■ ENUNCIADO ■
¿Qué lugares (ciudades, provincias o países) se nombran con nombre propio en la noticia sobre la rendición de Kabul?

■ TEXTO DE LECTURA ■
Militares afganos relatan la intrahistoria de la capitulación de Kabul: “Nos ordenaron rendirnos”
Varios miembros del ejército revelan la humillación que supuso entregar las armas y ver que las autoridades habían “vendido” el país a los talibanes
“Entregamos las armas y nos rendimos con nuestros compañeros muertos y heridos delante”, cuenta con los ojos cargados de lágrimas un integrante del NDS (National Directorate of Security), brazo militar de la inteligencia afgana y cuerpo encargado de las operaciones más arriesgadas sobre el terreno. La escena, en la provincia de Gazni, tuvo lugar un par de días antes de la toma de Kabul, que se consumó el 15 de agosto. Su protagonista es Mohsin, un armario de 27 años y ojos claros, que se abochorna varias veces durante su relato, pero insiste en que cumplían órdenes. Con el orgullo herido, hace repaso en una casa de la provincia de Parwan de los últimos meses en los que ha lucido un uniforme que ahora guarda arrugado en un saco de plástico.
La capital cayó en manos de los talibanes sin apenas combate, como ocurrió ya en 1996, por esa capitulación impuesta desde arriba. Todo llevaba meses cocinándose en las negociaciones efectuadas dentro y fuera del país con la guerrilla que ahora ocupa el poder. El anuncio de la salida de las tropas de EE UU y de la alianza internacional acabó de dar la puntilla a las tropas locales, cada vez más desmotivadas. Así lo han explicado cinco militares afganos de diferentes provincias, rangos, puestos y edades entrevistados por EL PAÍS y que, por seguridad, prefieren que no se publique su verdadera identidad. Uno de ellos logró escapar en agosto a Pakistán. “Nuestra moral cuando EE UU anunció su salida fue decreciendo” y “cada vez se luchaba menos”, reconoce en la capital Adbul, un coronel de 54 años de edad y 36 de servicio.

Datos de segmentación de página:
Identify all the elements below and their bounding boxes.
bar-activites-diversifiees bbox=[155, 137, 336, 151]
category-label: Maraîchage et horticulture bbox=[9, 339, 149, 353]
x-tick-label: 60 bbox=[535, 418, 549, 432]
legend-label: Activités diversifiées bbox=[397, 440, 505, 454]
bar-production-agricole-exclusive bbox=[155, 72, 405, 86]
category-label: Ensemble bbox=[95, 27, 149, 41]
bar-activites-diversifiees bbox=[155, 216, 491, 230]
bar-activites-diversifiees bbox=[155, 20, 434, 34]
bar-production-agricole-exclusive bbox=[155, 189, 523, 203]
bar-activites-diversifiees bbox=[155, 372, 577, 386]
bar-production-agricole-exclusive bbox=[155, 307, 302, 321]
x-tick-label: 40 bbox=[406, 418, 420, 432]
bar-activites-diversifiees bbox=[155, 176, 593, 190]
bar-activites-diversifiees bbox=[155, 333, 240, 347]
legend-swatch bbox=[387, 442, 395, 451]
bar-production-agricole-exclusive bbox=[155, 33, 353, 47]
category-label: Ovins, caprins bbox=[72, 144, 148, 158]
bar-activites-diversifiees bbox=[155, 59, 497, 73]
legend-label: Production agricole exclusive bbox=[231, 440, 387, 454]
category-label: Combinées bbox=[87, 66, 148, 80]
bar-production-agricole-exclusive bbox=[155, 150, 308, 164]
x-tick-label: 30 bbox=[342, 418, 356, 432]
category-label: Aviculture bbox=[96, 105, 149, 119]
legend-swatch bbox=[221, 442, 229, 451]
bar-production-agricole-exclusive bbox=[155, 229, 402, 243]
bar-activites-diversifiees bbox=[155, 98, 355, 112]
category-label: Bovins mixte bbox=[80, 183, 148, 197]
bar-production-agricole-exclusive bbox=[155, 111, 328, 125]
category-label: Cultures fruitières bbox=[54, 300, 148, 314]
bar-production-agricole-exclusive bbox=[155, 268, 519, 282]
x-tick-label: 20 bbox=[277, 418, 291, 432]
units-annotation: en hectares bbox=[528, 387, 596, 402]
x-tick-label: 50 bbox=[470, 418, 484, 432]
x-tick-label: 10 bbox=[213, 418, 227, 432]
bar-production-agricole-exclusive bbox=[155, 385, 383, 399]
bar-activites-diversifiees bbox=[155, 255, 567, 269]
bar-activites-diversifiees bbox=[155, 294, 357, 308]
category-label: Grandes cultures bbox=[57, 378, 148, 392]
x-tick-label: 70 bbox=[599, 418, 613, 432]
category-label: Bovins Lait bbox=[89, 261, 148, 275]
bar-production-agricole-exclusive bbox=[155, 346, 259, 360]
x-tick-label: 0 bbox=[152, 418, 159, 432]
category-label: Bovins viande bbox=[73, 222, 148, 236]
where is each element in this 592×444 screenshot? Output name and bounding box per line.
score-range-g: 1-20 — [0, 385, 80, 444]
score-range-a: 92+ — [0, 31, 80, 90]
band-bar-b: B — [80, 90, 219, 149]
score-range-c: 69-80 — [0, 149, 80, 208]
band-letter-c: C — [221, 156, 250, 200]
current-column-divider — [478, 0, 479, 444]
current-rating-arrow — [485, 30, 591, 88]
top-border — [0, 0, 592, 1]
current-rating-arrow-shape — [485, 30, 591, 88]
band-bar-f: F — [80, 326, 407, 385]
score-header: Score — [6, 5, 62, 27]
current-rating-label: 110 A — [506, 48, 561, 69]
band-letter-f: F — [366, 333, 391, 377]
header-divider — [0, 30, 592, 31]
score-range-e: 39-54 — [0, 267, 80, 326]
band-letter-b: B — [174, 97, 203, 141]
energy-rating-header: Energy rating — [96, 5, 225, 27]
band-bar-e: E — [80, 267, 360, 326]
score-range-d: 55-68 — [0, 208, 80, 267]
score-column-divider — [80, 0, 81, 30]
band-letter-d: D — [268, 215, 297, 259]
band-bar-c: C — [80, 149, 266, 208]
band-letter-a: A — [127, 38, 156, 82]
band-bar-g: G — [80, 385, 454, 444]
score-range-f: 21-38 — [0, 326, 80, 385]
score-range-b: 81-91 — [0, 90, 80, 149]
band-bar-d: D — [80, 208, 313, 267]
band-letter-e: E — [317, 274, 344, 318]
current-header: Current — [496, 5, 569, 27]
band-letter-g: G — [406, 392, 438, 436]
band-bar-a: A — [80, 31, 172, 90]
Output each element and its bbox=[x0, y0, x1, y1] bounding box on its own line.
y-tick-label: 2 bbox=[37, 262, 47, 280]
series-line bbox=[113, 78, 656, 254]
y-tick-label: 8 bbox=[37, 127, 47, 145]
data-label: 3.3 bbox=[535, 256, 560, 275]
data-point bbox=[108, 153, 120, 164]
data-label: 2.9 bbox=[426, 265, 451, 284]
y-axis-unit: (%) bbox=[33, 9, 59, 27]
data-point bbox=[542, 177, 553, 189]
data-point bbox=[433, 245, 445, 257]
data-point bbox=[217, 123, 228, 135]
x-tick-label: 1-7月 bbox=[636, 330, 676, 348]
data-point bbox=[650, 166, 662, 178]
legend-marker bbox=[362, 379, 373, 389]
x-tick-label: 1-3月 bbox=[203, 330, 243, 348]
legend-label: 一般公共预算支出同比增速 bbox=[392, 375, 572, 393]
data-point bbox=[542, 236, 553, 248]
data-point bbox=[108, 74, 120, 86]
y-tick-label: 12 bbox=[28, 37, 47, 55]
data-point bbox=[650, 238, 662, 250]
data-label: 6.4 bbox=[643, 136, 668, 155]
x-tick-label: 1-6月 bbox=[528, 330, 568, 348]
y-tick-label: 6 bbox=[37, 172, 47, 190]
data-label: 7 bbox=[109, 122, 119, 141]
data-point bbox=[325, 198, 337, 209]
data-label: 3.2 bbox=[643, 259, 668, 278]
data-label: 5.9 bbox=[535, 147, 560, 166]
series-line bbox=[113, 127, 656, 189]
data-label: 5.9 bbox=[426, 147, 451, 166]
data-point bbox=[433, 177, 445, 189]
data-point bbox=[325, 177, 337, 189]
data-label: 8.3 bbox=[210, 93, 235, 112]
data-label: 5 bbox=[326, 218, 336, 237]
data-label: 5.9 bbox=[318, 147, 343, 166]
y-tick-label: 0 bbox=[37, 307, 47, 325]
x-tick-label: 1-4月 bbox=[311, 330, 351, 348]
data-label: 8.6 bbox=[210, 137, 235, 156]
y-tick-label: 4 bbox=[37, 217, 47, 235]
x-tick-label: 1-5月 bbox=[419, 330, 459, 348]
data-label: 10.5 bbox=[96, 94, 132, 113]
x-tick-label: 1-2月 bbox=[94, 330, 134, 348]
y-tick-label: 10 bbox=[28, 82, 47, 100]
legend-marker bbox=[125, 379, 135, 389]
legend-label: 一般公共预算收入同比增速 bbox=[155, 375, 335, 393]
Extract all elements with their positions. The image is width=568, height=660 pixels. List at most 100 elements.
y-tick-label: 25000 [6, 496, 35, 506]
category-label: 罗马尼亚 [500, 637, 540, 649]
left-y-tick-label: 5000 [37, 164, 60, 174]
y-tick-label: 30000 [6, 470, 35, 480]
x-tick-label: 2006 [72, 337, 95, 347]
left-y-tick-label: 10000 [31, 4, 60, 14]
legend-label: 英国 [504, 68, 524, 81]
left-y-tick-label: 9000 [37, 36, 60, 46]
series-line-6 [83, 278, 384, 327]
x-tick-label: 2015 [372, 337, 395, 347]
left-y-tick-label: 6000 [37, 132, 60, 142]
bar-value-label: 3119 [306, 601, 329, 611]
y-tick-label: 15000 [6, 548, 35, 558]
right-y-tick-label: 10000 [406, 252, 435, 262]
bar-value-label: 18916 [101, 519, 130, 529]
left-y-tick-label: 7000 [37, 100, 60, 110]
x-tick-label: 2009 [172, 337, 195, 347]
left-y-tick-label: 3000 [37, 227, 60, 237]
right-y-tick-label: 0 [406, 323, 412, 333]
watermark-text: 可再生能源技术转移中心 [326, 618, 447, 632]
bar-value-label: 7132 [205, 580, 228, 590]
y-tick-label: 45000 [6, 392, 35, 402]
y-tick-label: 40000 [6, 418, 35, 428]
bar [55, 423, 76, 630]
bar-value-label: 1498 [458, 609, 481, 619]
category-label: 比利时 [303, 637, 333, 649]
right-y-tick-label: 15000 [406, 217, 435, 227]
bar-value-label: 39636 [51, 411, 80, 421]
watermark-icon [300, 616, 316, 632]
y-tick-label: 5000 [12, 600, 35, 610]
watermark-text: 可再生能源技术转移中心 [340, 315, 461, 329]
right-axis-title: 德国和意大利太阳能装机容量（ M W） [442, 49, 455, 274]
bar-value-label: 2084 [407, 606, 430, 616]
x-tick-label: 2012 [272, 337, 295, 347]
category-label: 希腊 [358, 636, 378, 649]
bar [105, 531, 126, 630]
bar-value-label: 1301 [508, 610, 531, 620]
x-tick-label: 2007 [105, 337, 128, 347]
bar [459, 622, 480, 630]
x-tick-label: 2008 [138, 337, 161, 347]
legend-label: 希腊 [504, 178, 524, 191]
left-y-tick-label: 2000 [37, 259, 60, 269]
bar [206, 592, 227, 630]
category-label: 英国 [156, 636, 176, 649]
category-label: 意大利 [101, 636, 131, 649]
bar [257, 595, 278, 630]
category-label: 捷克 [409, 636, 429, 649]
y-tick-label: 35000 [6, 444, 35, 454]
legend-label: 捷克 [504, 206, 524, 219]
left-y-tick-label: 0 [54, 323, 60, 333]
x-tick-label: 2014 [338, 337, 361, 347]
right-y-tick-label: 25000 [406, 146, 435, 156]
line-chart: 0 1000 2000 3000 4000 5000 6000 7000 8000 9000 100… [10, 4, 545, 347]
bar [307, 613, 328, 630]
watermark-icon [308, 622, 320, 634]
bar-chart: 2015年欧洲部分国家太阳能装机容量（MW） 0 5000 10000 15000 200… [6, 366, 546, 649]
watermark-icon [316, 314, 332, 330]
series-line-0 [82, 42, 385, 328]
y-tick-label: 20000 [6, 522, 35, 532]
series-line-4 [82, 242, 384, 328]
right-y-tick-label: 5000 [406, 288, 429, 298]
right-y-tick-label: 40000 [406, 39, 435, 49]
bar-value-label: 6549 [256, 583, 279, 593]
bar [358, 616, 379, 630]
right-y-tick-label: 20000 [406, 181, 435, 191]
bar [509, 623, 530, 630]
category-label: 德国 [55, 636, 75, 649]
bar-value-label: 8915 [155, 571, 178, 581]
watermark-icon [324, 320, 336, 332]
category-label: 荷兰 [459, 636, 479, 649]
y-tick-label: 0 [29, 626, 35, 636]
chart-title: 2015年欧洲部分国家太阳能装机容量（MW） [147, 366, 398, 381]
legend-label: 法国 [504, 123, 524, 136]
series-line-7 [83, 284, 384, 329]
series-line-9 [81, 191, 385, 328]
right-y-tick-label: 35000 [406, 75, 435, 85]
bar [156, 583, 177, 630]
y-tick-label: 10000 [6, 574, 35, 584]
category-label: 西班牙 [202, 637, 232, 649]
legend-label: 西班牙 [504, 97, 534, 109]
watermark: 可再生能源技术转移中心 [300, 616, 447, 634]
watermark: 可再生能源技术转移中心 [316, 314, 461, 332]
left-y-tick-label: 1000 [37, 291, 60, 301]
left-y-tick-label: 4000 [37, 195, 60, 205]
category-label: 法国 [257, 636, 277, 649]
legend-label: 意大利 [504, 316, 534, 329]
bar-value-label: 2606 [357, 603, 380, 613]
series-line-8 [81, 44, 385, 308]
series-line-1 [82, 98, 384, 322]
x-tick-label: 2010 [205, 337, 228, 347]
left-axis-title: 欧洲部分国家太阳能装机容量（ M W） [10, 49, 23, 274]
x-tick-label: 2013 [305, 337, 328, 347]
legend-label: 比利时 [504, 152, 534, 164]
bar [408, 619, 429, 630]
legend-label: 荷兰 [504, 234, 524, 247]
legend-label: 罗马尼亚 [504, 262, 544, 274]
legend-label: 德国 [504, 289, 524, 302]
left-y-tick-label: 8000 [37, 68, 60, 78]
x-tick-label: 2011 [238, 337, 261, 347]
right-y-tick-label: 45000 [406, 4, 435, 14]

■ SOLUCIÓN ■
Kabul, Gazni, Parwan, EE UU y Pakistán.